**STATED TASK**
Wherever the word "Encoding" appears in the entries, copy the whole line.

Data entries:
+-------+

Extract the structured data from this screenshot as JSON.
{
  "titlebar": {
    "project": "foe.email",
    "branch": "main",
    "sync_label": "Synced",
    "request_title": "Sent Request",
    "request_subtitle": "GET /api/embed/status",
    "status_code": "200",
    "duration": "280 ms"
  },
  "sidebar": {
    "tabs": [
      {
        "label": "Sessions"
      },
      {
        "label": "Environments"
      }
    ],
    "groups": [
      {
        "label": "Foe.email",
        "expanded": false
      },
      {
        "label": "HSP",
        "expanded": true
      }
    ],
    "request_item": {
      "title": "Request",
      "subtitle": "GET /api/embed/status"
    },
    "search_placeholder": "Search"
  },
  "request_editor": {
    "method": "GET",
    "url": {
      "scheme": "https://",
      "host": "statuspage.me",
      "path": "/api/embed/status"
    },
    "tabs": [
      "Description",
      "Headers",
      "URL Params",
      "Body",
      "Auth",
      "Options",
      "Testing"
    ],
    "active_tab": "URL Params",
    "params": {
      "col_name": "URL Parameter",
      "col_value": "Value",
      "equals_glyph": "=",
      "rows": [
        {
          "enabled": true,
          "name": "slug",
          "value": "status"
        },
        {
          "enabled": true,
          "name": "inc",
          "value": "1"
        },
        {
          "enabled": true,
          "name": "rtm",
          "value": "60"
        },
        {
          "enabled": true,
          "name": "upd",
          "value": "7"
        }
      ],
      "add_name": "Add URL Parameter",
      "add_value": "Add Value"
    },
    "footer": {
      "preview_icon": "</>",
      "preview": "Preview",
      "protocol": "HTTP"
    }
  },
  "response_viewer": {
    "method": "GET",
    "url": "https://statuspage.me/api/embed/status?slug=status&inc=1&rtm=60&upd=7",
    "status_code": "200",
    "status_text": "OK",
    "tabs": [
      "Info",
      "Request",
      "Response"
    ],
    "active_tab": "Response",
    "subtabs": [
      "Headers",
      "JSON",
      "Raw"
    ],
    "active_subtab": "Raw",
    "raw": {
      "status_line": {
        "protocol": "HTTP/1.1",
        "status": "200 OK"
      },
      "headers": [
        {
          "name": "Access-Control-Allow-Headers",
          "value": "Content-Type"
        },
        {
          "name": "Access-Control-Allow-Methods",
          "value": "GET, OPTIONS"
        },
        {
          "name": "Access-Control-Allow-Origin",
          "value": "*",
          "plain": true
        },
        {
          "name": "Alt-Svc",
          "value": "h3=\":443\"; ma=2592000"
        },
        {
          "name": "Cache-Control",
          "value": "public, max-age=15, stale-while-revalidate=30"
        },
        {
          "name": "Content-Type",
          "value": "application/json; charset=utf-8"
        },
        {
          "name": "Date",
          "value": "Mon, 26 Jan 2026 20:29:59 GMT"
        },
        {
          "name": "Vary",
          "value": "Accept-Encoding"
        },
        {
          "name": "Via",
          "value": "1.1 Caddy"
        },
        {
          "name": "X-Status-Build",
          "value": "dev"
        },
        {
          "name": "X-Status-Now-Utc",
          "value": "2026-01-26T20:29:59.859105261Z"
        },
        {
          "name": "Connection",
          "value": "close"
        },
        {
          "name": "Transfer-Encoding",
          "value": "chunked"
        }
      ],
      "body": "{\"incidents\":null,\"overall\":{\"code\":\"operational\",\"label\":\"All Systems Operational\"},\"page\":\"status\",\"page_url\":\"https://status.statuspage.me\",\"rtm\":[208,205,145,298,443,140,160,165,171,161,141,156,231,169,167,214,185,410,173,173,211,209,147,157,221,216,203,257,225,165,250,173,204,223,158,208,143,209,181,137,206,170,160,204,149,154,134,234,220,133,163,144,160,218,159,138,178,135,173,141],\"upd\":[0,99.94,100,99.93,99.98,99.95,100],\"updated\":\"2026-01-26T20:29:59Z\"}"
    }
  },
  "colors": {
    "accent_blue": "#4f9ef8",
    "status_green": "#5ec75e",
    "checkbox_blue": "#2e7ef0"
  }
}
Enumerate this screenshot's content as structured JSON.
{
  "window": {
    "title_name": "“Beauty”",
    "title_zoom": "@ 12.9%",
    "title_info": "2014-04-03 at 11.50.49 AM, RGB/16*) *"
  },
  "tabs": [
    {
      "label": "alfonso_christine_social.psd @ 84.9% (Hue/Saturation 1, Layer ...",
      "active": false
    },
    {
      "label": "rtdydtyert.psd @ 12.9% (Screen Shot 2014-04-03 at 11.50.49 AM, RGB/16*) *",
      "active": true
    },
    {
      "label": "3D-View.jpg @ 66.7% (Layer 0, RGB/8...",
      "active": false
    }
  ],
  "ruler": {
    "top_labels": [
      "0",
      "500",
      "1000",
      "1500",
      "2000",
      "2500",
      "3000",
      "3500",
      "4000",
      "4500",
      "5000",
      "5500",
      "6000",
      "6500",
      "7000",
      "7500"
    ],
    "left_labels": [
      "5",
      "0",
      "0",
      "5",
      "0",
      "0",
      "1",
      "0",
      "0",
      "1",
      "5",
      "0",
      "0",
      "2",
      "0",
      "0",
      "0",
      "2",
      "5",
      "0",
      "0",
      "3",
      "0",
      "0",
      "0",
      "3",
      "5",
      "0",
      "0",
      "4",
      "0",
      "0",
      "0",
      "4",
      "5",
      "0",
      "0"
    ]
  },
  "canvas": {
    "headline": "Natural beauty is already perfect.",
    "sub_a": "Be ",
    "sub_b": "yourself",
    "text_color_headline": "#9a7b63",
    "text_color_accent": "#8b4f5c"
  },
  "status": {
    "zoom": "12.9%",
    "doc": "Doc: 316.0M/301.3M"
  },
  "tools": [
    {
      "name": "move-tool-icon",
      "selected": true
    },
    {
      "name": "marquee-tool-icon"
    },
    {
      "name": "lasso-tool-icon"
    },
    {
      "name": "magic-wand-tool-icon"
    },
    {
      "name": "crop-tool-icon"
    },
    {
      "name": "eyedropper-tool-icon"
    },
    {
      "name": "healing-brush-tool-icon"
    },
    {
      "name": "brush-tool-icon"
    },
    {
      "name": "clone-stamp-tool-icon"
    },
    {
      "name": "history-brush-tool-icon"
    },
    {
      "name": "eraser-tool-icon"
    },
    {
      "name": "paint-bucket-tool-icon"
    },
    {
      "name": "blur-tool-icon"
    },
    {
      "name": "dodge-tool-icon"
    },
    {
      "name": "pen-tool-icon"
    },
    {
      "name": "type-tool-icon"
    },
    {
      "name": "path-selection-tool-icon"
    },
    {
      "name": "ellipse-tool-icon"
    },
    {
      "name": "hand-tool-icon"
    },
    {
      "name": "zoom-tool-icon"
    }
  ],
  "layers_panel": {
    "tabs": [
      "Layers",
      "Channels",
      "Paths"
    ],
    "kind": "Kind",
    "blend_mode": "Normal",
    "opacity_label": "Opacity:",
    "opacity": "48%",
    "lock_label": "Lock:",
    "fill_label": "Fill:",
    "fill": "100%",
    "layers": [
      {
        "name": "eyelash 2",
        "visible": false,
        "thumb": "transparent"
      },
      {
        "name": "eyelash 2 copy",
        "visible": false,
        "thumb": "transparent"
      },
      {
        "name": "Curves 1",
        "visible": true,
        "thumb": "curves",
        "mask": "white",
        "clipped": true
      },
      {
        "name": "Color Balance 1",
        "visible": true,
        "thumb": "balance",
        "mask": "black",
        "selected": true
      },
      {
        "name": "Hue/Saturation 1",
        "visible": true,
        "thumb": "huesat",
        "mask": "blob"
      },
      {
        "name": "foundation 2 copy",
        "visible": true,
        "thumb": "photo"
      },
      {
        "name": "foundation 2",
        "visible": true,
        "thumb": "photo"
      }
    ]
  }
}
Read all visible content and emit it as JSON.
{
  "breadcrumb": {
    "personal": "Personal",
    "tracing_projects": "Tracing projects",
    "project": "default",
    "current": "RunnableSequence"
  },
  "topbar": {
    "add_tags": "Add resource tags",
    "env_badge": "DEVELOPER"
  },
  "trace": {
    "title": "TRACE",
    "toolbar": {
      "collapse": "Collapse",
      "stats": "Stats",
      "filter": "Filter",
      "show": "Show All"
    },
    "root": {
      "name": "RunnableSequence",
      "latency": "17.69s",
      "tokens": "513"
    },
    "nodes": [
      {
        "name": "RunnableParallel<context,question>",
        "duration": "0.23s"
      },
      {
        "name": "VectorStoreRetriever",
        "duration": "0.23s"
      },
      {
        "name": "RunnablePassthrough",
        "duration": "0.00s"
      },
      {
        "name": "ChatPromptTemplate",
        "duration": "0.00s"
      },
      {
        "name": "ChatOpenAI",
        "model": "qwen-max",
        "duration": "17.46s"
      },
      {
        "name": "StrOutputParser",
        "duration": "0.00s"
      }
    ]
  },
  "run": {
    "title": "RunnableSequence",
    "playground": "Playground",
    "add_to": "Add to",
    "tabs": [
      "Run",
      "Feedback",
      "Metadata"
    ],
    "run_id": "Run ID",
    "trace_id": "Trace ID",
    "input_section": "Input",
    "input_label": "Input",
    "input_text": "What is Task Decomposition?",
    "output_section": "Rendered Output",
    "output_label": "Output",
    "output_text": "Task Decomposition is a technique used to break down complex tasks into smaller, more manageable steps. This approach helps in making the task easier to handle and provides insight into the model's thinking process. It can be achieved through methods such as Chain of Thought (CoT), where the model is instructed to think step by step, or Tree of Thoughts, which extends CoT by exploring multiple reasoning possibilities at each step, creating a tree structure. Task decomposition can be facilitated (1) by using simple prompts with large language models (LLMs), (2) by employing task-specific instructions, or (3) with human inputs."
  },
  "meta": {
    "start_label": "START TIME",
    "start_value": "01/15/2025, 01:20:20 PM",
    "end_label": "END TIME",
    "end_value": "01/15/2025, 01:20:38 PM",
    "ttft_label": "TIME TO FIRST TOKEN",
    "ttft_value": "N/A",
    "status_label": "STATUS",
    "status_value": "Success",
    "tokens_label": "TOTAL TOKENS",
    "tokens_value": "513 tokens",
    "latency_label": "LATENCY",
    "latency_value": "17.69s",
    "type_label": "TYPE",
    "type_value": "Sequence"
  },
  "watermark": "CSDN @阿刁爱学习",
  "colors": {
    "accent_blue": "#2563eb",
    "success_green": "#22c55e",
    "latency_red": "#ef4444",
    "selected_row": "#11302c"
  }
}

+-------+

**TASK OUTPUT**
          "value": "Accept-Encoding"
          "name": "Transfer-Encoding",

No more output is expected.